> **WHAT IS BEING ASKED**
Go through the records and show each line where the word "在数控设备高度发达" occurs.

Stored items
## Start
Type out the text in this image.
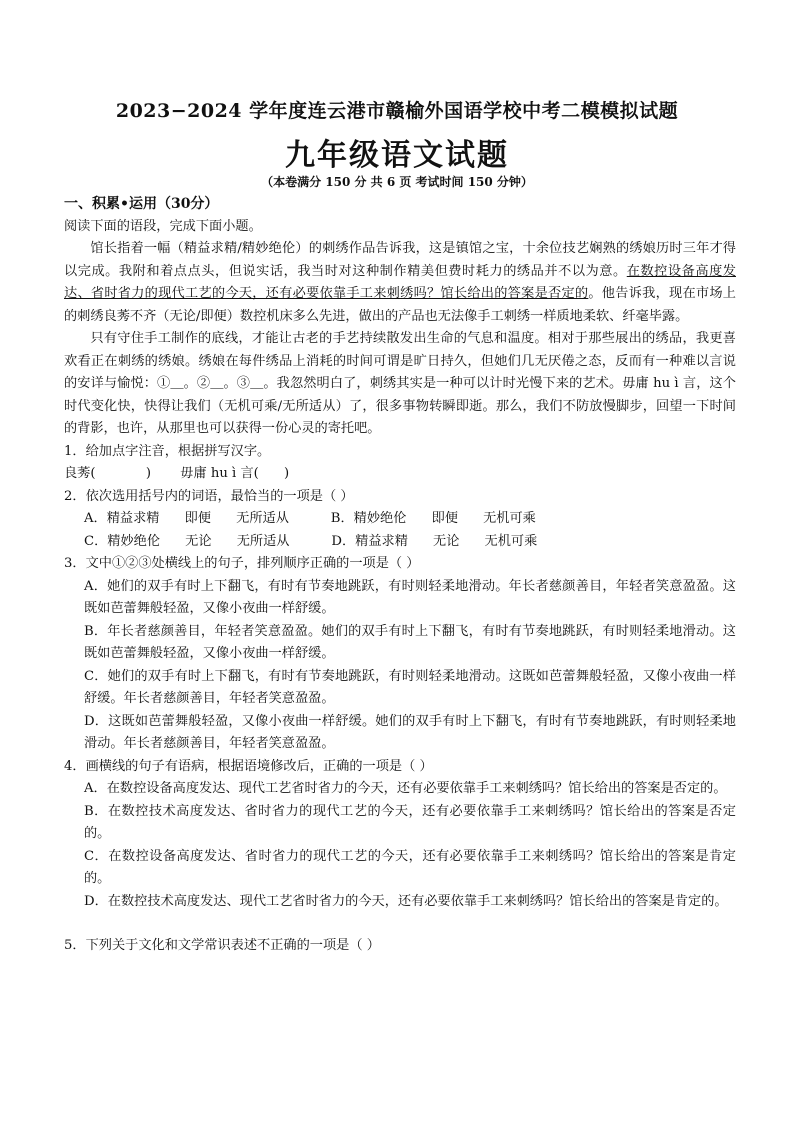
2023−2024 学年度连云港市赣榆外国语学校中考二模模拟试题
九年级语文试题
（本卷满分 150 分 共 6 页 考试时间 150 分钟）

一、积累•运用（30分）

阅读下面的语段，完成下面小题。

馆长指着一幅（精益求精/精妙绝伦）的刺绣作品告诉我，这是镇馆之宝，十余位技艺娴熟的绣娘历时三年才得以完成。我附和着点点头，但说实话，我当时对这种制作精美但费时耗力的绣品并不以为意。在数控设备高度发达、省时省力的现代工艺的今天，还有必要依靠手工来刺绣吗？馆长给出的答案是否定的。他告诉我，现在市场上的刺绣良莠不齐（无论/即便）数控机床多么先进，做出的产品也无法像手工刺绣一样质地柔软、纤毫毕露。

只有守住手工制作的底线，才能让古老的手艺持续散发出生命的气息和温度。相对于那些展出的绣品，我更喜欢看正在刺绣的绣娘。绣娘在每件绣品上消耗的时间可谓是旷日持久，但她们几无厌倦之态，反而有一种难以言说的安详与愉悦：①＿。②＿。③＿。我忽然明白了，刺绣其实是一种可以计时光慢下来的艺术。毋庸 hu ì 言，这个时代变化快，快得让我们（无机可乘/无所适从）了，很多事物转瞬即逝。那么，我们不防放慢脚步，回望一下时间的背影，也许，从那里也可以获得一份心灵的寄托吧。

1．给加点字注音，根据拼写汉字。

良莠(            )       毋庸 hu ì 言(      )

2．依次选用括号内的词语，最恰当的一项是（ ）

A．精益求精      即便      无所适从          B．精妙绝伦      即便      无机可乘

C．精妙绝伦      无论      无所适从          D．精益求精      无论      无机可乘

3．文中①②③处横线上的句子，排列顺序正确的一项是（ ）

A．她们的双手有时上下翻飞，有时有节奏地跳跃，有时则轻柔地滑动。年长者慈颜善目，年轻者笑意盈盈。这既如芭蕾舞般轻盈，又像小夜曲一样舒缓。

B．年长者慈颜善目，年轻者笑意盈盈。她们的双手有时上下翻飞，有时有节奏地跳跃，有时则轻柔地滑动。这既如芭蕾舞般轻盈，又像小夜曲一样舒缓。

C．她们的双手有时上下翻飞，有时有节奏地跳跃，有时则轻柔地滑动。这既如芭蕾舞般轻盈，又像小夜曲一样舒缓。年长者慈颜善目，年轻者笑意盈盈。

D．这既如芭蕾舞般轻盈，又像小夜曲一样舒缓。她们的双手有时上下翻飞，有时有节奏地跳跃，有时则轻柔地滑动。年长者慈颜善目，年轻者笑意盈盈。

4．画横线的句子有语病，根据语境修改后，正确的一项是（ ）

A．在数控设备高度发达、现代工艺省时省力的今天，还有必要依靠手工来刺绣吗？馆长给出的答案是否定的。

B．在数控技术高度发达、省时省力的现代工艺的今天，还有必要依靠手工来刺绣吗？馆长给出的答案是否定的。

C．在数控设备高度发达、省时省力的现代工艺的今天，还有必要依靠手工来刺绣吗？馆长给出的答案是肯定的。

D．在数控技术高度发达、现代工艺省时省力的今天，还有必要依靠手工来刺绣吗？馆长给出的答案是肯定的。

5．下列关于文化和文学常识表述不正确的一项是（ ）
## End
> **EXERCISE RESULT**
馆长指着一幅（精益求精/精妙绝伦）的刺绣作品告诉我，这是镇馆之宝，十余位技艺娴熟的绣娘历时三年才得以完成。我附和着点点头，但说实话，我当时对这种制作精美但费时耗力的绣品并不以为意。在数控设备高度发达、省时省力的现代工艺的今天，还有必要依靠手工来刺绣吗？馆长给出的答案是否定的。他告诉我，现在市场上的刺绣良莠不齐（无论/即便）数控机床多么先进，做出的产品也无法像手工刺绣一样质地柔软、纤毫毕露。
A．在数控设备高度发达、现代工艺省时省力的今天，还有必要依靠手工来刺绣吗？馆长给出的答案是否定的。
C．在数控设备高度发达、省时省力的现代工艺的今天，还有必要依靠手工来刺绣吗？馆长给出的答案是肯定的。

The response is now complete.